Select from the records below every line that has the word "name" in it.

(Entries with figure data)
----------------------------------------
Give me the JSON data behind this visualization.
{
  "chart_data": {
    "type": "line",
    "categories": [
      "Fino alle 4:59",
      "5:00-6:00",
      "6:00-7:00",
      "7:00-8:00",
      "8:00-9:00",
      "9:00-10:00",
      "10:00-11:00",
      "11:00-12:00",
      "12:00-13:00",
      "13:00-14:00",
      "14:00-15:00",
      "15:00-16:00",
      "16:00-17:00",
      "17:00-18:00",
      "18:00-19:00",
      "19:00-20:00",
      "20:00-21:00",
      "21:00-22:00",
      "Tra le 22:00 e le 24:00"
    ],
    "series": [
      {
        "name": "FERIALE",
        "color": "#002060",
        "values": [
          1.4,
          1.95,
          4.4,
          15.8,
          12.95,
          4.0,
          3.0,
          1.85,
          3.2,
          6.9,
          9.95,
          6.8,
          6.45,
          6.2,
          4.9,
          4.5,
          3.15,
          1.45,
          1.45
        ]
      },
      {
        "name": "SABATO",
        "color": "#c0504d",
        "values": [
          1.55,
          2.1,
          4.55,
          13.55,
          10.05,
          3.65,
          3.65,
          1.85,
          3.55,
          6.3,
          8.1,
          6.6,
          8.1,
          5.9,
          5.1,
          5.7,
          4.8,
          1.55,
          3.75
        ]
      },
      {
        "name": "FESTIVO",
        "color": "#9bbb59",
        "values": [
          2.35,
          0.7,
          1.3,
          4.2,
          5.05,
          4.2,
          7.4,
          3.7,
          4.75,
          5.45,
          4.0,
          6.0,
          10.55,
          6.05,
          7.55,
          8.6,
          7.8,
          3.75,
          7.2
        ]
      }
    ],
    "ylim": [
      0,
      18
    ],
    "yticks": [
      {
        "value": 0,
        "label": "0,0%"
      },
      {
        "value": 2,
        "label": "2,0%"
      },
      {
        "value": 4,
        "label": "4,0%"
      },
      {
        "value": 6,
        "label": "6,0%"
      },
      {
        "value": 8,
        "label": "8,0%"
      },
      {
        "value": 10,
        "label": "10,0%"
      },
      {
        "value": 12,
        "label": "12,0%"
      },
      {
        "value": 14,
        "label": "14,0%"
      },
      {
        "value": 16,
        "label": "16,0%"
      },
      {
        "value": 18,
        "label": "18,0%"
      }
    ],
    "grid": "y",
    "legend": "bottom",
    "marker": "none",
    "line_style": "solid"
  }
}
----------------------------------------
WRITTEN ANSWER:
        "name": "FERIALE",
        "name": "SABATO",
        "name": "FESTIVO",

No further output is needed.